- **Data entries**:
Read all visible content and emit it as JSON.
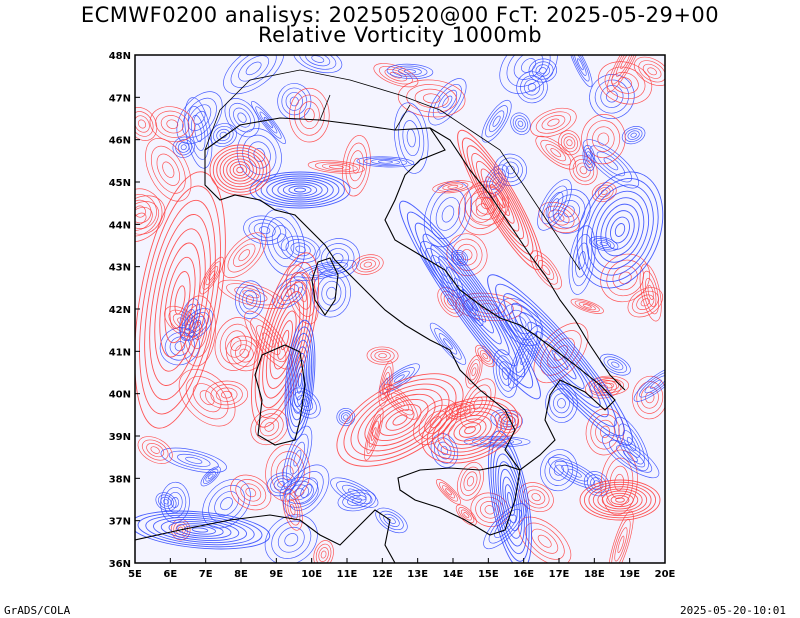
{
  "header": {
    "title_line1": "ECMWF0200 analisys: 20250520@00 FcT: 2025-05-29+00",
    "title_line2": "Relative Vorticity 1000mb"
  },
  "map": {
    "lon_labels": [
      "5E",
      "6E",
      "7E",
      "8E",
      "9E",
      "10E",
      "11E",
      "12E",
      "13E",
      "14E",
      "15E",
      "16E",
      "17E",
      "18E",
      "19E",
      "20E"
    ],
    "lat_labels": [
      "48N",
      "47N",
      "46N",
      "45N",
      "44N",
      "43N",
      "42N",
      "41N",
      "40N",
      "39N",
      "38N",
      "37N",
      "36N"
    ],
    "extent": {
      "lon_min": 5,
      "lon_max": 20,
      "lat_min": 36,
      "lat_max": 48
    },
    "colors": {
      "positive": "#ff3a3a",
      "negative": "#2a44ff",
      "coast": "#000000"
    }
  },
  "footer": {
    "left": "GrADS/COLA",
    "right": "2025-05-20-10:01"
  }
}
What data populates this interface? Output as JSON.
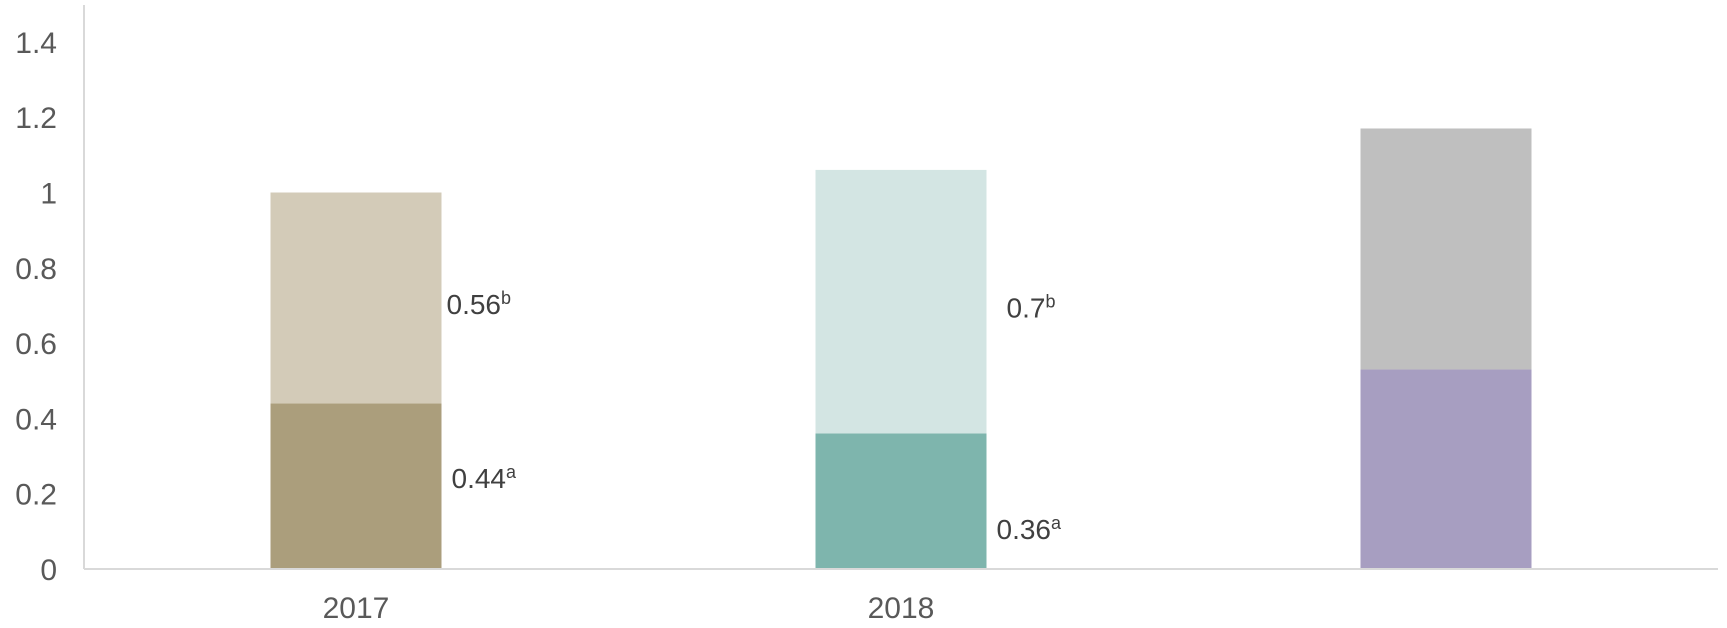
{
  "chart_data": {
    "type": "bar",
    "stacked": true,
    "categories": [
      "2017",
      "2018",
      ""
    ],
    "series": [
      {
        "values": [
          0.44,
          0.36,
          0.53
        ],
        "colors": [
          "#AB9E7C",
          "#7EB5AD",
          "#A79EC1"
        ],
        "labels": [
          "0.44",
          "0.36",
          ""
        ],
        "label_suffixes": [
          "a",
          "a",
          ""
        ]
      },
      {
        "values": [
          0.56,
          0.7,
          0.64
        ],
        "colors": [
          "#D3CBB8",
          "#D3E5E3",
          "#BFBFBF"
        ],
        "labels": [
          "0.56",
          "0.7",
          ""
        ],
        "label_suffixes": [
          "b",
          "b",
          ""
        ]
      }
    ],
    "ylim": [
      0,
      1.5
    ],
    "yticks": [
      "0",
      "0.2",
      "0.4",
      "0.6",
      "0.8",
      "1",
      "1.2",
      "1.4"
    ],
    "ytick_values": [
      0,
      0.2,
      0.4,
      0.6,
      0.8,
      1,
      1.2,
      1.4
    ],
    "grid": false,
    "legend": "none",
    "axis_color": "#D9D9D9"
  }
}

- **WHAT TO WORK ON**:
Go through the listing above line by line and say how many lines hold the word "JSON". Reply with that number only.

- **FULL ANSWER**:
2